(Part of a data file)

* Begin *

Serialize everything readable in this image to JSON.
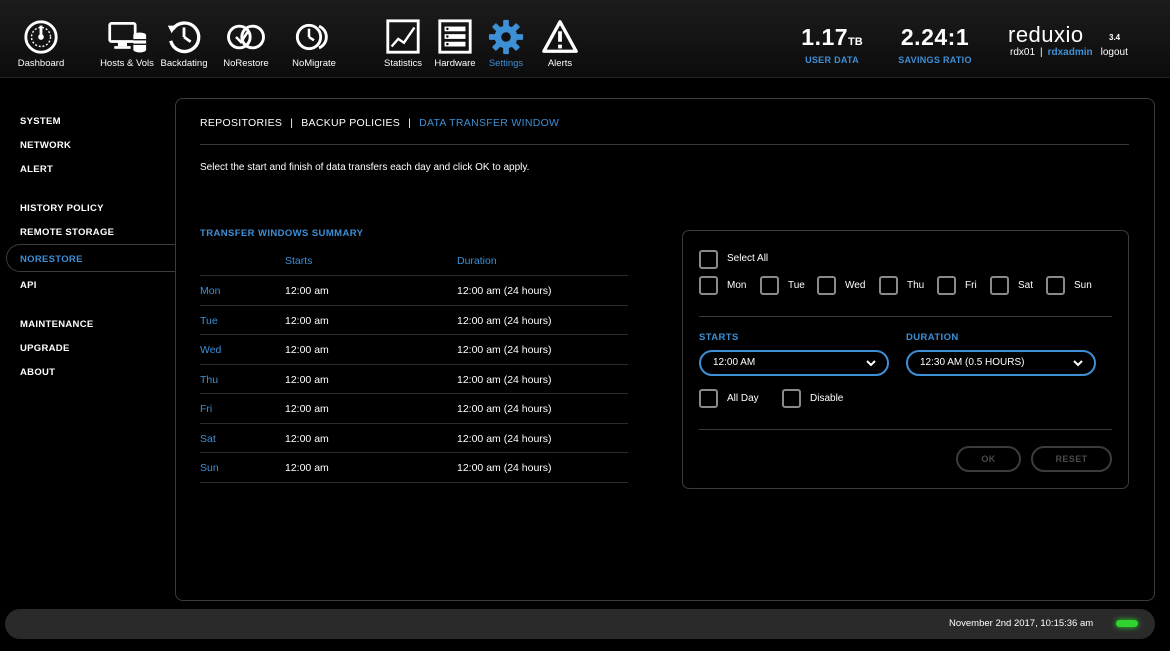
{
  "nav": {
    "items": [
      {
        "label": "Dashboard",
        "icon": "dashboard-gauge-icon"
      },
      {
        "label": "Hosts & Vols",
        "icon": "hosts-volumes-icon"
      },
      {
        "label": "Backdating",
        "icon": "backdating-clock-icon"
      },
      {
        "label": "NoRestore",
        "icon": "norestore-icon"
      },
      {
        "label": "NoMigrate",
        "icon": "nomigrate-icon"
      },
      {
        "label": "Statistics",
        "icon": "statistics-chart-icon"
      },
      {
        "label": "Hardware",
        "icon": "hardware-server-icon"
      },
      {
        "label": "Settings",
        "icon": "gear-icon"
      },
      {
        "label": "Alerts",
        "icon": "warning-icon"
      }
    ],
    "active": "Settings"
  },
  "stats": {
    "user_data": {
      "value": "1.17",
      "unit": "TB",
      "caption": "USER DATA"
    },
    "savings": {
      "value": "2.24:1",
      "caption": "SAVINGS RATIO"
    }
  },
  "brand": {
    "name": "reduxio",
    "version": "3.4"
  },
  "user": {
    "system": "rdx01",
    "separator": "|",
    "name": "rdxadmin",
    "logout": "logout"
  },
  "sidebar": {
    "items": [
      {
        "label": "SYSTEM"
      },
      {
        "label": "NETWORK"
      },
      {
        "label": "ALERT"
      },
      {
        "label": "HISTORY POLICY"
      },
      {
        "label": "REMOTE STORAGE"
      },
      {
        "label": "NORESTORE"
      },
      {
        "label": "API"
      },
      {
        "label": "MAINTENANCE"
      },
      {
        "label": "UPGRADE"
      },
      {
        "label": "ABOUT"
      }
    ],
    "active": "NORESTORE"
  },
  "tabs": {
    "repositories": "REPOSITORIES",
    "backup_policies": "BACKUP POLICIES",
    "data_transfer_window": "DATA TRANSFER WINDOW",
    "separator": "|"
  },
  "instructions": "Select the start and finish of data transfers each day and click OK to apply.",
  "summary": {
    "title": "TRANSFER WINDOWS SUMMARY",
    "headers": {
      "starts": "Starts",
      "duration": "Duration"
    },
    "rows": [
      {
        "day": "Mon",
        "starts": "12:00 am",
        "duration": "12:00 am (24 hours)"
      },
      {
        "day": "Tue",
        "starts": "12:00 am",
        "duration": "12:00 am (24 hours)"
      },
      {
        "day": "Wed",
        "starts": "12:00 am",
        "duration": "12:00 am (24 hours)"
      },
      {
        "day": "Thu",
        "starts": "12:00 am",
        "duration": "12:00 am (24 hours)"
      },
      {
        "day": "Fri",
        "starts": "12:00 am",
        "duration": "12:00 am (24 hours)"
      },
      {
        "day": "Sat",
        "starts": "12:00 am",
        "duration": "12:00 am (24 hours)"
      },
      {
        "day": "Sun",
        "starts": "12:00 am",
        "duration": "12:00 am (24 hours)"
      }
    ]
  },
  "editor": {
    "select_all": "Select All",
    "days": [
      "Mon",
      "Tue",
      "Wed",
      "Thu",
      "Fri",
      "Sat",
      "Sun"
    ],
    "starts_label": "STARTS",
    "starts_value": "12:00 AM",
    "duration_label": "DURATION",
    "duration_value": "12:30 AM (0.5 HOURS)",
    "all_day": "All Day",
    "disable": "Disable",
    "ok": "OK",
    "reset": "RESET"
  },
  "footer": {
    "datetime": "November 2nd 2017, 10:15:36 am",
    "status_color": "#2ed32e"
  },
  "colors": {
    "accent": "#3d8fd6",
    "background": "#000000"
  }
}
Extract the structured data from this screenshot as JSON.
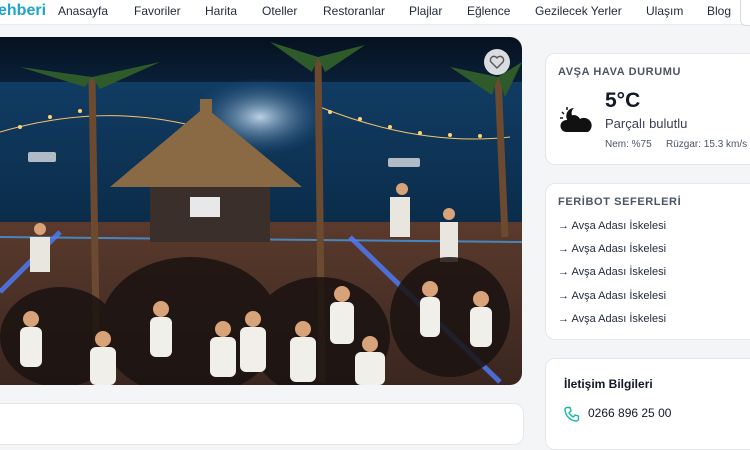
{
  "nav": {
    "logo": "ehberi",
    "items": [
      "Anasayfa",
      "Favoriler",
      "Harita",
      "Oteller",
      "Restoranlar",
      "Plajlar",
      "Eğlence",
      "Gezilecek Yerler",
      "Ulaşım",
      "Blog"
    ]
  },
  "hero": {
    "favorite_icon": "heart-icon"
  },
  "weather": {
    "title": "AVŞA HAVA DURUMU",
    "temperature": "5°C",
    "condition": "Parçalı bulutlu",
    "humidity": "Nem: %75",
    "wind": "Rüzgar: 15.3 km/s",
    "icon": "partly-cloudy-night-icon"
  },
  "ferry": {
    "title": "FERİBOT SEFERLERİ",
    "items": [
      "→ Avşa Adası İskelesi",
      "→ Avşa Adası İskelesi",
      "→ Avşa Adası İskelesi",
      "→ Avşa Adası İskelesi",
      "→ Avşa Adası İskelesi"
    ]
  },
  "contact": {
    "title": "İletişim Bilgileri",
    "phone": "0266 896 25 00",
    "phone_icon": "phone-icon"
  },
  "colors": {
    "brand": "#1fa5c9",
    "accent_phone": "#14b8a6"
  }
}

* End *

» **Goal of the exercise**: Go through the records and show every line with the string "title" in it.

» **Result of the task**:
    "title": "TRANSFER WINDOWS SUMMARY",
    "title": "AVŞA HAVA DURUMU",
    "title": "FERİBOT SEFERLERİ",
    "title": "İletişim Bilgileri",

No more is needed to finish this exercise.